**Stated task:** How many lines in this data contain the string "Westfalen"? Reply with the number only.

### Excerpted records ###

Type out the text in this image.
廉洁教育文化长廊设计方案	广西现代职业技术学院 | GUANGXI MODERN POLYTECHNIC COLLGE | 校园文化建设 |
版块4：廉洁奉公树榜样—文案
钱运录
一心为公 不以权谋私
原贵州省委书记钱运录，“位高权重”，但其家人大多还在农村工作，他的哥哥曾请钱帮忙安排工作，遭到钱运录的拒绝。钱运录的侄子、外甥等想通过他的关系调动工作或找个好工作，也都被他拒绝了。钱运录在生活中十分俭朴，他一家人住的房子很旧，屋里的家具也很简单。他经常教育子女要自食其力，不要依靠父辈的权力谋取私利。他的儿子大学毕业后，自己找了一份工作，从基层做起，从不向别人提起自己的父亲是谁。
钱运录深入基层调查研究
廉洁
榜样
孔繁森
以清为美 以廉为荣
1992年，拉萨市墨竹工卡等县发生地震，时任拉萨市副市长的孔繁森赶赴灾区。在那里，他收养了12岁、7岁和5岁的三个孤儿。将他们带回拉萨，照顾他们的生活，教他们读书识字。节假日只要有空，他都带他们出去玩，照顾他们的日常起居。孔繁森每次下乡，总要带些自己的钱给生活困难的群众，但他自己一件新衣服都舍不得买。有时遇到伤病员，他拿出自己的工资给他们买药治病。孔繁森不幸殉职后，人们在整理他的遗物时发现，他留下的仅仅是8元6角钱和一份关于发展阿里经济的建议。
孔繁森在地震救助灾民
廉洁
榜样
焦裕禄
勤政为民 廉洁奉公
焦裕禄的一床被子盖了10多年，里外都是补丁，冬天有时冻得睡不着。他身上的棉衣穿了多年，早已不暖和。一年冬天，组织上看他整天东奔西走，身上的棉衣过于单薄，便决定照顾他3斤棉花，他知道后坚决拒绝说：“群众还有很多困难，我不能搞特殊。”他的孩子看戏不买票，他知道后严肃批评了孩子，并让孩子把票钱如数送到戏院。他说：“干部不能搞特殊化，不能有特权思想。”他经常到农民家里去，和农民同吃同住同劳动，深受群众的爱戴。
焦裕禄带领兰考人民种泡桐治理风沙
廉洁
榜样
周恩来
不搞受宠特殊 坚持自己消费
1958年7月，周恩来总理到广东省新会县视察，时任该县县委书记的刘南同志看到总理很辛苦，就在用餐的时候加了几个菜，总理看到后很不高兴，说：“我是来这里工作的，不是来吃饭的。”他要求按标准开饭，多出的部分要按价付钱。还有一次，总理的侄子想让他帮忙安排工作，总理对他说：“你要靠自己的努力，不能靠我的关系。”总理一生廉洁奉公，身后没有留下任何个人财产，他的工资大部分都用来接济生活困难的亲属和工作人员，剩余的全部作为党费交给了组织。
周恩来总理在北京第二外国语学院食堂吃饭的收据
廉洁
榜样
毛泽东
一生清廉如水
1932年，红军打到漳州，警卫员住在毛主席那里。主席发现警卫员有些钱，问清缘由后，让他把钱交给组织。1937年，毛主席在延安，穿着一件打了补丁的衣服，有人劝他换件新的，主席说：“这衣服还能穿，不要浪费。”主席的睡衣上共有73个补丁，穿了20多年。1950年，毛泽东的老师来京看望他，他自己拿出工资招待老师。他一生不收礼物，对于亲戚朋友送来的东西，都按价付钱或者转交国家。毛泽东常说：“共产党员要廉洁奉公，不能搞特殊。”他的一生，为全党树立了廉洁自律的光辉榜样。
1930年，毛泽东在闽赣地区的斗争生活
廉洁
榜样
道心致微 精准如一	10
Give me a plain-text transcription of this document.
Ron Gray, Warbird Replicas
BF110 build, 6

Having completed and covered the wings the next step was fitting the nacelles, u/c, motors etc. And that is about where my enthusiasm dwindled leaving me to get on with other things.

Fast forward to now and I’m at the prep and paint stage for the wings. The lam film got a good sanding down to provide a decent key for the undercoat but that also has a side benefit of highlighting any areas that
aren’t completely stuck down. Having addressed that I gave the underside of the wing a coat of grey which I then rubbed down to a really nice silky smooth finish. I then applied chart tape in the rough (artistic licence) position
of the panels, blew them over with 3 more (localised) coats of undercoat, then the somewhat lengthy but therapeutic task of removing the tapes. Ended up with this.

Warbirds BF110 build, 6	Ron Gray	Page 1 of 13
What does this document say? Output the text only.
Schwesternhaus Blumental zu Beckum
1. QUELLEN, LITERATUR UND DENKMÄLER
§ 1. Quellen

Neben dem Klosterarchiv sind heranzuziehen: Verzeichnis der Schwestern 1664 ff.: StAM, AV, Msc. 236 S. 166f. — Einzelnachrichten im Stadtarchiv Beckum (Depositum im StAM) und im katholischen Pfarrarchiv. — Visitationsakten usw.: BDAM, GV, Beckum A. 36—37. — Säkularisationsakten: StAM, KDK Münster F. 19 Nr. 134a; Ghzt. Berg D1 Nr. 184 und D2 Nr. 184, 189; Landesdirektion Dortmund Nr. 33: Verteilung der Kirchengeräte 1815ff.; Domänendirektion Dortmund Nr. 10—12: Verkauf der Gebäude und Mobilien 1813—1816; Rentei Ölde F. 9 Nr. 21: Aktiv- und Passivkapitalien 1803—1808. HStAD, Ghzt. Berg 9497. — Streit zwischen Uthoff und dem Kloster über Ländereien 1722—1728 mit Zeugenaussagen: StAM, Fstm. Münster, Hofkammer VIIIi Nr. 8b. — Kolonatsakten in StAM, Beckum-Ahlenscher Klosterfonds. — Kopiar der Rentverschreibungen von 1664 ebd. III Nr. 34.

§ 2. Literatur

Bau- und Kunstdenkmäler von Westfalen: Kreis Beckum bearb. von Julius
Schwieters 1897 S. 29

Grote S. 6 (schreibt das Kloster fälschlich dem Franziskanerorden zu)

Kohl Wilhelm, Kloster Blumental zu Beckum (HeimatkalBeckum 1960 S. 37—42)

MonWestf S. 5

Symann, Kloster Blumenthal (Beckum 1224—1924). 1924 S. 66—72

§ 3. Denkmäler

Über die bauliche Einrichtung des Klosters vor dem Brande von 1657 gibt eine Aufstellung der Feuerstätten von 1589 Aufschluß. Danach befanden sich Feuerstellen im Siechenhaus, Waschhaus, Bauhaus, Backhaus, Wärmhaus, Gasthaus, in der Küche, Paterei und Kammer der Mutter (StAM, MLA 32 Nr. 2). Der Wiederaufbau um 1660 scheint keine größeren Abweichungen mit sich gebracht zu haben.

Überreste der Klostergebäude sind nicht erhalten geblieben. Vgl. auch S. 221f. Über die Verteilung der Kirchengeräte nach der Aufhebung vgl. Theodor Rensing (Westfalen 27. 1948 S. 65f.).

###

**Task answer:** 2